__Required action__.
Please reproduce word for word the stretch of the letter below from "You died last" through "were a few).".
[Page text — start]
You died last night. Unfortunately, because of the time difference in London, I wasn’t told until this morning (although I was actually a bad boy and was still up way past my bedtime. Haha). I’m sorry we didn’t spend more time together. That golfing trip you always wanted to do never happened because you got too old and I never had enough time. I’m sorry I seemed to never have enough time. I’m sorry I didn’t listen more. I wish I had known more about your and grandma’s pasts. Your love story. Your dreams. Stories of fun and stupid “guy things” you did in high school and college (I’m sure there were a few).
I wish I had known more of the terrors you went through when you were my age in World War II. You gave your heart and soul for this country, saw close friends die literally right next to you, so that I and the rest of my generation would live in a world not ruled by Nazi tyranny but a world of freedom and hope, for both today and tomorrow.
[Page text — finish]
[Data for review — start]
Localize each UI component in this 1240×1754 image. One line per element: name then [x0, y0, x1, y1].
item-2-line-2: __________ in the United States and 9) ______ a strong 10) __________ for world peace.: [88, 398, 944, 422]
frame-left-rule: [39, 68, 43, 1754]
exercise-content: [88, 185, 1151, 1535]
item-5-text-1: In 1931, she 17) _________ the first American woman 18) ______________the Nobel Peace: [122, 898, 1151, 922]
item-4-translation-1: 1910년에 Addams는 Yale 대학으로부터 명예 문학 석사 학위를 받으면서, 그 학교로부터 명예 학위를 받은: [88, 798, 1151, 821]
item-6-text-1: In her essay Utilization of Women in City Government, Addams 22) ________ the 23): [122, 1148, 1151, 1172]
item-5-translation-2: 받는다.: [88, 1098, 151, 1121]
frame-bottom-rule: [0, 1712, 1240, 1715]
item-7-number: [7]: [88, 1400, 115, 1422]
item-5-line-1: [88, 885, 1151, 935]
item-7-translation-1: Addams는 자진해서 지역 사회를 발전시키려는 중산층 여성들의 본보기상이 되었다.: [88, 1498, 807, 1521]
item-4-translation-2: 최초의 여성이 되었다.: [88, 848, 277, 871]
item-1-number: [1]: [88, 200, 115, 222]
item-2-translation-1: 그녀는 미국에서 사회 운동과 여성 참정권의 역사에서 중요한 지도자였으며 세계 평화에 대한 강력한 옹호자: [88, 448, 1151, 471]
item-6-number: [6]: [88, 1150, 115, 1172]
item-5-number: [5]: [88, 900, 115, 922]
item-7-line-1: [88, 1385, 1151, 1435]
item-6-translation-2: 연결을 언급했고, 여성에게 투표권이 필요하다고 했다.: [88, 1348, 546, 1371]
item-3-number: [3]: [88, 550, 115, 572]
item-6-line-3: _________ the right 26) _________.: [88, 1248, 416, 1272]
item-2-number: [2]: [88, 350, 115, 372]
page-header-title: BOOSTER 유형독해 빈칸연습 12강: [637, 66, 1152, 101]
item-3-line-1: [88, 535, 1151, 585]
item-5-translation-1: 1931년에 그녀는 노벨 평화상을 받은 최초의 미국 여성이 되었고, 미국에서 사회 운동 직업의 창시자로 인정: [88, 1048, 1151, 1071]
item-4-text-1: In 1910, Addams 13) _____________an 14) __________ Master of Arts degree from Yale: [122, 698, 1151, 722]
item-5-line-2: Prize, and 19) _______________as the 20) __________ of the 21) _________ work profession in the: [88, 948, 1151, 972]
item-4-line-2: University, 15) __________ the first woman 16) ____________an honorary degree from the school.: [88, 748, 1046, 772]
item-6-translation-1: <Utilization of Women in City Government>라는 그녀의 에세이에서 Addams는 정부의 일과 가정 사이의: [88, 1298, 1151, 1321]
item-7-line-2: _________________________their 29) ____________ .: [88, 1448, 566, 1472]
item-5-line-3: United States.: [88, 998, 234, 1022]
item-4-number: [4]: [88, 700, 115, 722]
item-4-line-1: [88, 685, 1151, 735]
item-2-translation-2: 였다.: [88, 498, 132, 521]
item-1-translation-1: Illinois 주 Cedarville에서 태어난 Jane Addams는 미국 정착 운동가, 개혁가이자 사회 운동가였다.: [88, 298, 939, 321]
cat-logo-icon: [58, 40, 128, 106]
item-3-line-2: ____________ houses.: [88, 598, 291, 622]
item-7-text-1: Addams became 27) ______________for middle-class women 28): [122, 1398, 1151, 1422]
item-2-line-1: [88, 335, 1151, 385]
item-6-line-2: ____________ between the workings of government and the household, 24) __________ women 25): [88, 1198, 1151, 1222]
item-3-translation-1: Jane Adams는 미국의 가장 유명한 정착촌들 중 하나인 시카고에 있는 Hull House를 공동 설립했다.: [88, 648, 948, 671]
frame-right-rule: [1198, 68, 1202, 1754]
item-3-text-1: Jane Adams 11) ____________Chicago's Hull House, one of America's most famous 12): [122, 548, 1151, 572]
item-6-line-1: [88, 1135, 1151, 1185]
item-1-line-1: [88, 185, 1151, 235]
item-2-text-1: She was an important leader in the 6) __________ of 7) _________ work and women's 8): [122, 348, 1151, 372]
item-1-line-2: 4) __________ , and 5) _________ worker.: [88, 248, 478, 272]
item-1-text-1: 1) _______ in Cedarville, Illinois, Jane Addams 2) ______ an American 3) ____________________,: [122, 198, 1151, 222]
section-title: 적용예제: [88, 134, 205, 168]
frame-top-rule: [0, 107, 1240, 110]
[Data for review — finish]
__Output below__.
You died last night. Unfortunately, because of the time difference in London, I wasn’t told until this morning (although I was actually a bad boy and was still up way past my bedtime. Haha). I’m sorry we didn’t spend more time together. That golfing trip you always wanted to do never happened because you got too old and I never had enough time. I’m sorry I seemed to never have enough time. I’m sorry I didn’t listen more. I wish I had known more about your and grandma’s pasts. Your love story. Your dreams. Stories of fun and stupid “guy things” you did in high school and college (I’m sure there were a few).